Identify the lines that include the word "être", then copy all of them.

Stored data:
━━━━━━━━━━

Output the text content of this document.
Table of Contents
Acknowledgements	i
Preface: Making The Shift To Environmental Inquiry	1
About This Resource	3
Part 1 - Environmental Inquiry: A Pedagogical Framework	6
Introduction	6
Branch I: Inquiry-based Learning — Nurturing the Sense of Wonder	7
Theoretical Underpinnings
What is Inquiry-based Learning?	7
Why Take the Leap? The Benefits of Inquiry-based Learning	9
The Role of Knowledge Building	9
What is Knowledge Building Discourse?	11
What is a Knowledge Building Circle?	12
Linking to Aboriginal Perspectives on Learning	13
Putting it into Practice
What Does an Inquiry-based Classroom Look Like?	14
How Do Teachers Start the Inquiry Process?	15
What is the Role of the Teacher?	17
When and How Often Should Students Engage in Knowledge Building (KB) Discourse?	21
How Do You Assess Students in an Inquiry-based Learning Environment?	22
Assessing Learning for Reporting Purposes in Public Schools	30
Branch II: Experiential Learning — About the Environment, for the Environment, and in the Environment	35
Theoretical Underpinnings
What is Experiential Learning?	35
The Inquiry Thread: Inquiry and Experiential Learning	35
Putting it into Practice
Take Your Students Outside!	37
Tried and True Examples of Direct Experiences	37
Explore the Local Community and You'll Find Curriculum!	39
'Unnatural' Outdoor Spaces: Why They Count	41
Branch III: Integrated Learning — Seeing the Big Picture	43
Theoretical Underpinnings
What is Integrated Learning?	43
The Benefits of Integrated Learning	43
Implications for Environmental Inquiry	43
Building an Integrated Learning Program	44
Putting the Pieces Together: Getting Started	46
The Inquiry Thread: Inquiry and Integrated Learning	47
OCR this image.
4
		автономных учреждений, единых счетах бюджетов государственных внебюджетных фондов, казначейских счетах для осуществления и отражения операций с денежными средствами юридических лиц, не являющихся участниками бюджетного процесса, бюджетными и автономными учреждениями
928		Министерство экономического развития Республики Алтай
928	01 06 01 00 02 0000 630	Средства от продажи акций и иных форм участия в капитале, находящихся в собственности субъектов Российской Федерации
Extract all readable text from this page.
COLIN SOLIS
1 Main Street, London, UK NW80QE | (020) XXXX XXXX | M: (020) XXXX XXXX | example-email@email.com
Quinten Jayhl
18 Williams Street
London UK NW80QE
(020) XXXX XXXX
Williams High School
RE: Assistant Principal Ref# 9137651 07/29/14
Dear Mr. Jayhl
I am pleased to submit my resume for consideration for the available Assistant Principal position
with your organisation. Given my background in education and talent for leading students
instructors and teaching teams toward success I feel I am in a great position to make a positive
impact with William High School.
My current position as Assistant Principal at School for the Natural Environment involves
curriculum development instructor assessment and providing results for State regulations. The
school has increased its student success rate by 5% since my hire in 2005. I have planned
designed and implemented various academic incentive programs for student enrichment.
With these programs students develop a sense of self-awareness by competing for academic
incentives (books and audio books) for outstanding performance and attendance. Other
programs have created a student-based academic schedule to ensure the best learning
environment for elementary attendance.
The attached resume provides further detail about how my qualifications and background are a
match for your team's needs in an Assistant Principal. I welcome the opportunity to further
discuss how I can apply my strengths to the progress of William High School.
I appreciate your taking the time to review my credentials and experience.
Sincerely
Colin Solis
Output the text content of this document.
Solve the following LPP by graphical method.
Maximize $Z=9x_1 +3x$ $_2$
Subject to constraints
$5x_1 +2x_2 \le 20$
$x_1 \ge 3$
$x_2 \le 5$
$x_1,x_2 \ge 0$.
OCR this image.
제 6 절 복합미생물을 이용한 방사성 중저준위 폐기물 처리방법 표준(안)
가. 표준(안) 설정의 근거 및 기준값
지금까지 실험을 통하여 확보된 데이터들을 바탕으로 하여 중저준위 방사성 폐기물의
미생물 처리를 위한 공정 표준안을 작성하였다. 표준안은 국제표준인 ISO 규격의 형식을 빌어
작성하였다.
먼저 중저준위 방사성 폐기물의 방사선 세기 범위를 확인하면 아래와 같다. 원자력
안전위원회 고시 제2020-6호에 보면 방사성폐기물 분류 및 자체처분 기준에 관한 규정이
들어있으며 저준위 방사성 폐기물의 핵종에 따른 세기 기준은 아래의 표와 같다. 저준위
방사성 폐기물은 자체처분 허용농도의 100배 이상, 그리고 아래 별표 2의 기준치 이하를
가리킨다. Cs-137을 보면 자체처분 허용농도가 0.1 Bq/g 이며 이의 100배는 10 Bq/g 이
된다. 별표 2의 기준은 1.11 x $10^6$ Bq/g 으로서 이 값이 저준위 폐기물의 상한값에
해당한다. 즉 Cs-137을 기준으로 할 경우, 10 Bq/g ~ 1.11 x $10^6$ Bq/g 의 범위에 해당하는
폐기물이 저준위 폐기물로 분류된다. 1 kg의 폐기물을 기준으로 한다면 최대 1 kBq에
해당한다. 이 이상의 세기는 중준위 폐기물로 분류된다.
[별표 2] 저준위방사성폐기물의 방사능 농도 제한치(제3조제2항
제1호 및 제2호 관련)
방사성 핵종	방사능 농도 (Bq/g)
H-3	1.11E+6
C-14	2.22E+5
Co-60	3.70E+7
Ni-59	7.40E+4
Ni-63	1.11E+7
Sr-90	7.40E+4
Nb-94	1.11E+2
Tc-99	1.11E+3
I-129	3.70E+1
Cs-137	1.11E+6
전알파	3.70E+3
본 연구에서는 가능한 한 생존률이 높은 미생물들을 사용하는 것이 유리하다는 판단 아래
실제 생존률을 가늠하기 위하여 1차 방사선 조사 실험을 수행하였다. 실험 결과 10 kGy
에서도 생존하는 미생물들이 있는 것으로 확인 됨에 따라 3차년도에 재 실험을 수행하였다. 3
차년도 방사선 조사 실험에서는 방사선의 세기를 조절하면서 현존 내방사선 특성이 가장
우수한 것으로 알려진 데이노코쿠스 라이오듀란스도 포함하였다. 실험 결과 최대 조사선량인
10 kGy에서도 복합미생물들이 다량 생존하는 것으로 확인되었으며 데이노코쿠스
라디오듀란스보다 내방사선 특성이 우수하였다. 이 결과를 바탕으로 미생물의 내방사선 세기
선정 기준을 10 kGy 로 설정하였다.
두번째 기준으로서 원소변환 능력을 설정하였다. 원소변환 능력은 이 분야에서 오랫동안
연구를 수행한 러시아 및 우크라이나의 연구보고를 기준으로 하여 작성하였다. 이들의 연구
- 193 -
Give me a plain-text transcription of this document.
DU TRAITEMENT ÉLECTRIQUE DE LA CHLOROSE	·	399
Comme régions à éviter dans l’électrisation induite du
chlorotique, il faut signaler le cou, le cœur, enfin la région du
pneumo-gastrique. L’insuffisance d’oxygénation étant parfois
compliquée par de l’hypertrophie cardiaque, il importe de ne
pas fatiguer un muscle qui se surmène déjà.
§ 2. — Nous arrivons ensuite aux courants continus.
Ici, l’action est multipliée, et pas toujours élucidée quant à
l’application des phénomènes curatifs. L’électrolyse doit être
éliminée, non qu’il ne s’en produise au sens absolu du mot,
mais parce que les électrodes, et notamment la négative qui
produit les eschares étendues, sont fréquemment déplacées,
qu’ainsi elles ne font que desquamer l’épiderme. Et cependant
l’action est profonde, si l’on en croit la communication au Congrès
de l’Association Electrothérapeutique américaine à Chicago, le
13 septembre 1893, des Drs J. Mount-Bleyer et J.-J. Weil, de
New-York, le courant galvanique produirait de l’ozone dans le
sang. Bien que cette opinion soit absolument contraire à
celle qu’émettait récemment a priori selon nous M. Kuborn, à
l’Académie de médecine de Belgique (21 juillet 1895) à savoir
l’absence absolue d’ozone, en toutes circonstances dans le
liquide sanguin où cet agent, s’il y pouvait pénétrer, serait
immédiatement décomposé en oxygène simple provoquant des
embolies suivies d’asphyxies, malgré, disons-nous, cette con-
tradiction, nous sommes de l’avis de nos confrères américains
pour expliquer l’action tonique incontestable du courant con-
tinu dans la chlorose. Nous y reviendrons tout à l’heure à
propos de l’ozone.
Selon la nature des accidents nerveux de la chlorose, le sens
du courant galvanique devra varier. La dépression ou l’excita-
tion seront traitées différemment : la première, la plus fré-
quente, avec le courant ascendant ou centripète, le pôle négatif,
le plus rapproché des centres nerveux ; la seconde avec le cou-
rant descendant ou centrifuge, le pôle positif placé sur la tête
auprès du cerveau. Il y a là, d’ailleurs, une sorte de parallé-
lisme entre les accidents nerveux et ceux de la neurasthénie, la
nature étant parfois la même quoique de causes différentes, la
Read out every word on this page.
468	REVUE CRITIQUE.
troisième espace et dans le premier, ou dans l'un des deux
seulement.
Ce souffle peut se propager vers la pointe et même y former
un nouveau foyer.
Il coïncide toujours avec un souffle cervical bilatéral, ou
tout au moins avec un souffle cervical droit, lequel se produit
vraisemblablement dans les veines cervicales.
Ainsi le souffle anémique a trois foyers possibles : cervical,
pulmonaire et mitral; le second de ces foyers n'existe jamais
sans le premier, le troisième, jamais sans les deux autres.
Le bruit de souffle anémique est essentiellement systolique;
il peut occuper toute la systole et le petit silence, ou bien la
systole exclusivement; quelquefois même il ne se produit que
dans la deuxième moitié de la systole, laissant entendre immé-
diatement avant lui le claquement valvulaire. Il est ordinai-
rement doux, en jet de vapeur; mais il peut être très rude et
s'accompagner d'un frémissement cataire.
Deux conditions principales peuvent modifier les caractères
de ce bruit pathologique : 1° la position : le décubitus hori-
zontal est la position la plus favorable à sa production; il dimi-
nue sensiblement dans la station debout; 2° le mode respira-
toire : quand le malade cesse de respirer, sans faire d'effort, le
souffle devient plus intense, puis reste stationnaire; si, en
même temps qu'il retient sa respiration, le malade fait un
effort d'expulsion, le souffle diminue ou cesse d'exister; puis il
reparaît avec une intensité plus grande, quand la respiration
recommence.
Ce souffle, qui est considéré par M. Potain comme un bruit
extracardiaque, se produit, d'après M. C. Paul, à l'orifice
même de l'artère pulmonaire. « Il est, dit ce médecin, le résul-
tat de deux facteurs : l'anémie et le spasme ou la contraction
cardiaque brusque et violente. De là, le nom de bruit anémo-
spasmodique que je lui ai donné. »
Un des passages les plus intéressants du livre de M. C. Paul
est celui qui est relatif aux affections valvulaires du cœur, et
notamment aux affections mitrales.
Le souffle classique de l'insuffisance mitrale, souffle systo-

━━━━━━━━━━

Worked answer:
l’application des phénomènes curatifs. L’électrolyse doit être
rement doux, en jet de vapeur; mais il peut être très rude et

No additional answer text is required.